━━━ Material shown ━━━

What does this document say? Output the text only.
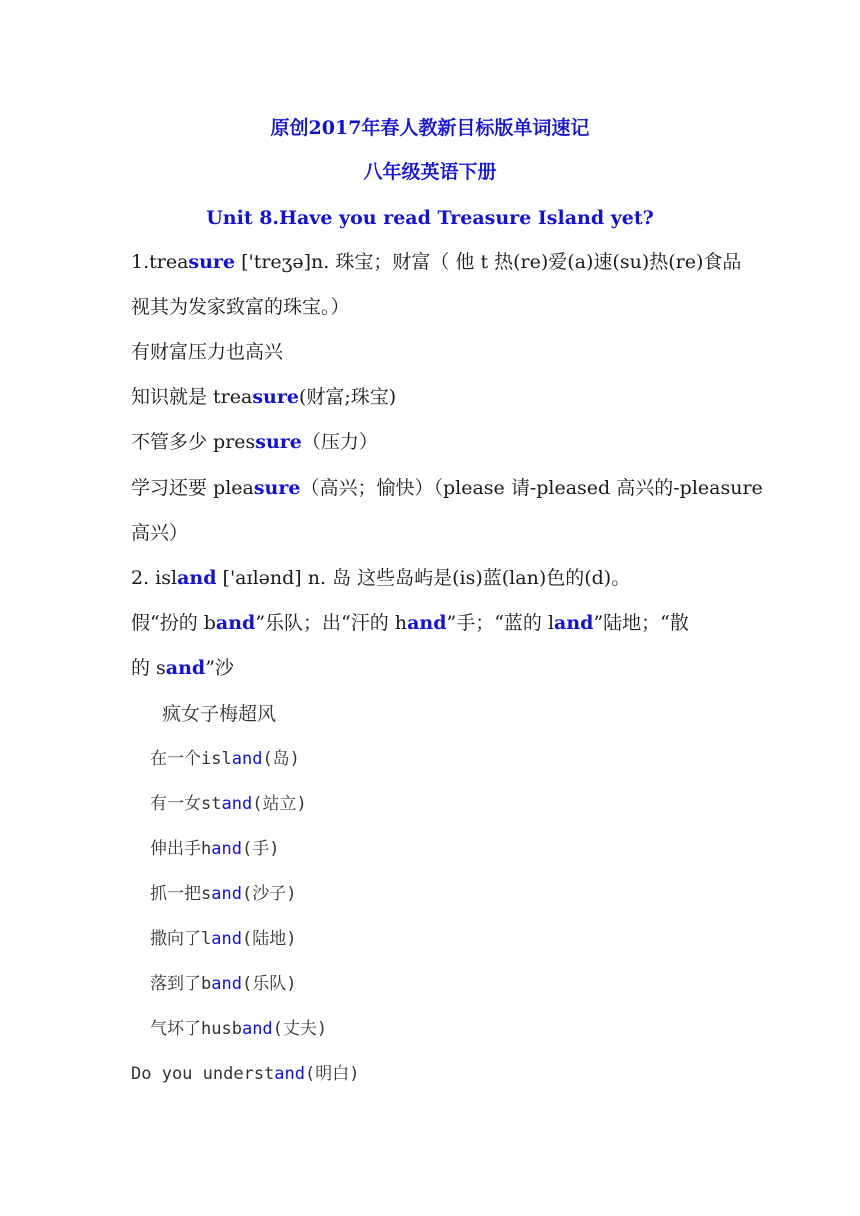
原创2017年春人教新目标版单词速记
八年级英语下册
Unit 8.Have you read Treasure Island yet?
1.treasure ['treʒə]n. 珠宝；财富（ 他 t 热(re)爱(a)速(su)热(re)食品
视其为发家致富的珠宝。）
有财富压力也高兴
知识就是 treasure(财富;珠宝)
不管多少 pressure（压力）
学习还要 pleasure（高兴；愉快）（please 请-pleased 高兴的-pleasure
高兴）
2. island ['aɪlənd] n. 岛 这些岛屿是(is)蓝(lan)色的(d)。
假“扮的 band”乐队；出“汗的 hand”手；“蓝的 land”陆地；“散
的 sand”沙
疯女子梅超风
在一个island(岛)
有一女stand(站立)
伸出手hand(手)
抓一把sand(沙子)
撒向了land(陆地)
落到了band(乐队)
气坏了husband(丈夫)
Do you understand(明白)
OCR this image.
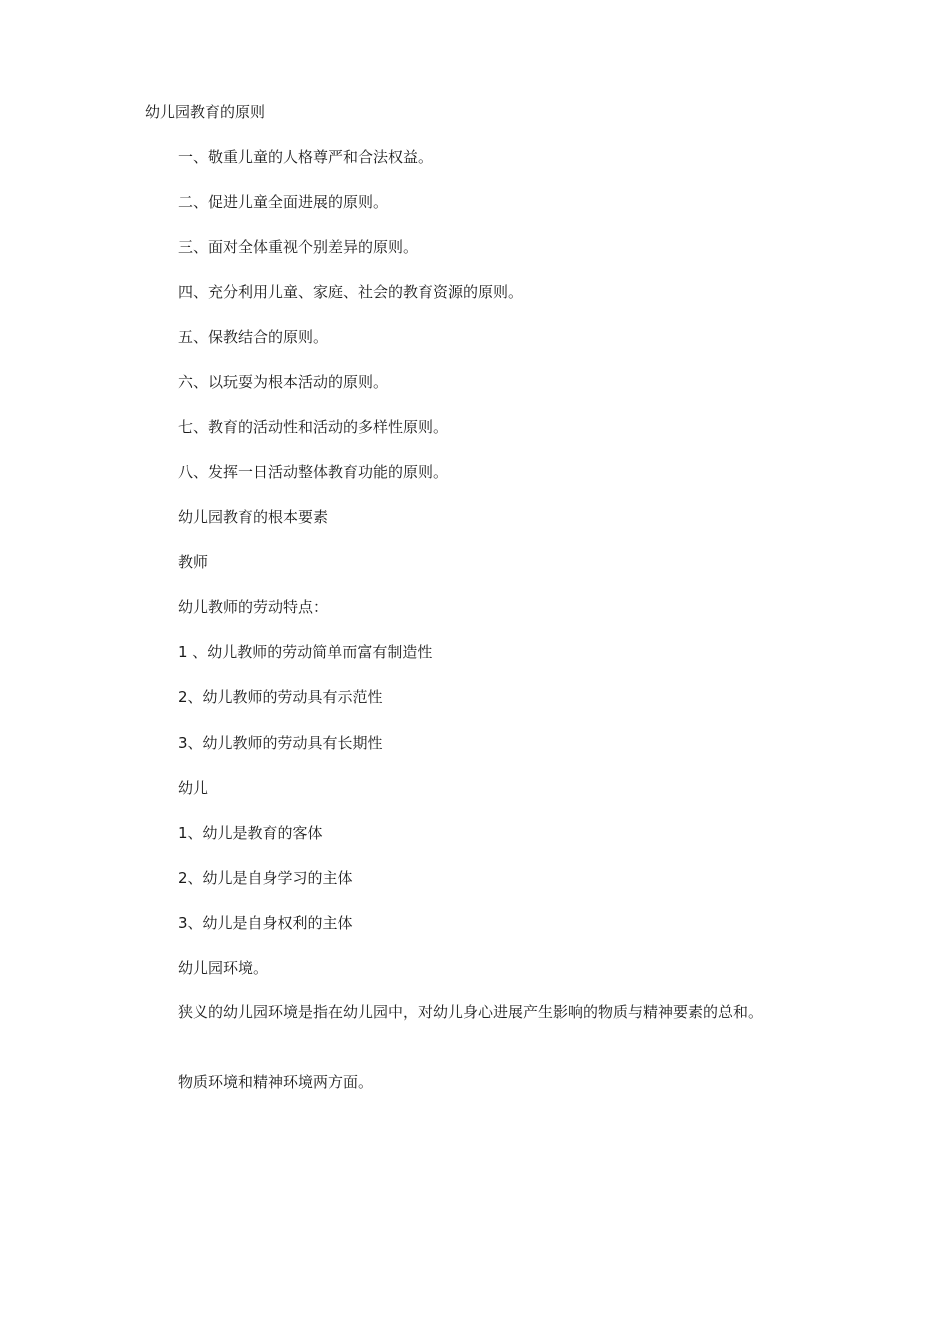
幼儿园教育的原则
一、敬重儿童的人格尊严和合法权益。
二、促进儿童全面进展的原则。
三、面对全体重视个别差异的原则。
四、充分利用儿童、家庭、社会的教育资源的原则。
五、保教结合的原则。
六、以玩耍为根本活动的原则。
七、教育的活动性和活动的多样性原则。
八、发挥一日活动整体教育功能的原则。
幼儿园教育的根本要素
教师
幼儿教师的劳动特点：
1 、幼儿教师的劳动简单而富有制造性
2、幼儿教师的劳动具有示范性
3、幼儿教师的劳动具有长期性
幼儿
1、幼儿是教育的客体
2、幼儿是自身学习的主体
3、幼儿是自身权利的主体
幼儿园环境。
狭义的幼儿园环境是指在幼儿园中，对幼儿身心进展产生影响的物质与精神要素的总和。
物质环境和精神环境两方面。
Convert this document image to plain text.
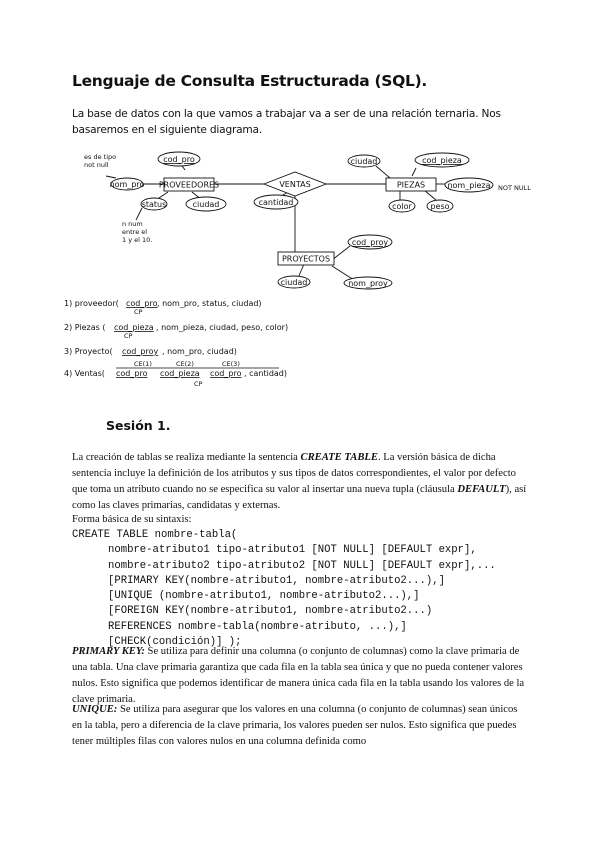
Lenguaje de Consulta Estructurada (SQL).
La base de datos con la que vamos a trabajar va a ser de una relación ternaria. Nos basaremos en el siguiente diagrama.
PROVEEDORES	PIEZAS
PROYECTOS
VENTAS
cod_pro
nom_pro
status	ciudad	cantidad
ciudad	cod_pieza
nom_pieza
color peso
ciudad
cod_proy
nom_proy
es de tipo
not null
n num
entre el
1 y el 10.
NOT NULL
1) proveedor( cod_pro , nom_pro, status, ciudad)
CP
2) Piezas ( cod_pieza , nom_pieza, ciudad, peso, color)
CP
3) Proyecto( cod_proy , nom_pro, ciudad)
CE(1)	CE(2)	CE(3)
4) Ventas( cod_pro cod_pieza cod_pro , cantidad)
CP
Sesión 1.
La creación de tablas se realiza mediante la sentencia CREATE TABLE. La versión básica de dicha sentencia incluye la definición de los atributos y sus tipos de datos correspondientes, el valor por defecto que toma un atributo cuando no se especifica su valor al insertar una nueva tupla (cláusula DEFAULT), así como las claves primarias, candidatas y externas.
Forma básica de su sintaxis:
CREATE TABLE nombre-tabla(
nombre-atributo1 tipo-atributo1 [NOT NULL] [DEFAULT expr],
nombre-atributo2 tipo-atributo2 [NOT NULL] [DEFAULT expr],...
[PRIMARY KEY(nombre-atributo1, nombre-atributo2...),]
[UNIQUE (nombre-atributo1, nombre-atributo2...),]
[FOREIGN KEY(nombre-atributo1, nombre-atributo2...)
REFERENCES nombre-tabla(nombre-atributo, ...),]
[CHECK(condición)] );
PRIMARY KEY: Se utiliza para definir una columna (o conjunto de columnas) como la clave primaria de una tabla. Una clave primaria garantiza que cada fila en la tabla sea única y que no pueda contener valores nulos. Esto significa que podemos identificar de manera única cada fila en la tabla usando los valores de la clave primaria.
UNIQUE: Se utiliza para asegurar que los valores en una columna (o conjunto de columnas) sean únicos en la tabla, pero a diferencia de la clave primaria, los valores pueden ser nulos. Esto significa que puedes tener múltiples filas con valores nulos en una columna definida como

━━━

== Written task ==
Repeat the lines of the records verbatim, starting at the line containing "Convert this document image to plain text." and stopping after the final line. Images stay out.

== Completed task ==
Convert this document image to plain text.
Lenguaje de Consulta Estructurada (SQL).
La base de datos con la que vamos a trabajar va a ser de una relación ternaria. Nos basaremos en el siguiente diagrama.
PROVEEDORES	PIEZAS
PROYECTOS
VENTAS
cod_pro
nom_pro
status	ciudad	cantidad
ciudad	cod_pieza
nom_pieza
color peso
ciudad
cod_proy
nom_proy
es de tipo
not null
n num
entre el
1 y el 10.
NOT NULL
1) proveedor( cod_pro , nom_pro, status, ciudad)
CP
2) Piezas ( cod_pieza , nom_pieza, ciudad, peso, color)
CP
3) Proyecto( cod_proy , nom_pro, ciudad)
CE(1)	CE(2)	CE(3)
4) Ventas( cod_pro cod_pieza cod_pro , cantidad)
CP
Sesión 1.
La creación de tablas se realiza mediante la sentencia CREATE TABLE. La versión básica de dicha sentencia incluye la definición de los atributos y sus tipos de datos correspondientes, el valor por defecto que toma un atributo cuando no se especifica su valor al insertar una nueva tupla (cláusula DEFAULT), así como las claves primarias, candidatas y externas.
Forma básica de su sintaxis:
CREATE TABLE nombre-tabla(
nombre-atributo1 tipo-atributo1 [NOT NULL] [DEFAULT expr],
nombre-atributo2 tipo-atributo2 [NOT NULL] [DEFAULT expr],...
[PRIMARY KEY(nombre-atributo1, nombre-atributo2...),]
[UNIQUE (nombre-atributo1, nombre-atributo2...),]
[FOREIGN KEY(nombre-atributo1, nombre-atributo2...)
REFERENCES nombre-tabla(nombre-atributo, ...),]
[CHECK(condición)] );
PRIMARY KEY: Se utiliza para definir una columna (o conjunto de columnas) como la clave primaria de una tabla. Una clave primaria garantiza que cada fila en la tabla sea única y que no pueda contener valores nulos. Esto significa que podemos identificar de manera única cada fila en la tabla usando los valores de la clave primaria.
UNIQUE: Se utiliza para asegurar que los valores en una columna (o conjunto de columnas) sean únicos en la tabla, pero a diferencia de la clave primaria, los valores pueden ser nulos. Esto significa que puedes tener múltiples filas con valores nulos en una columna definida como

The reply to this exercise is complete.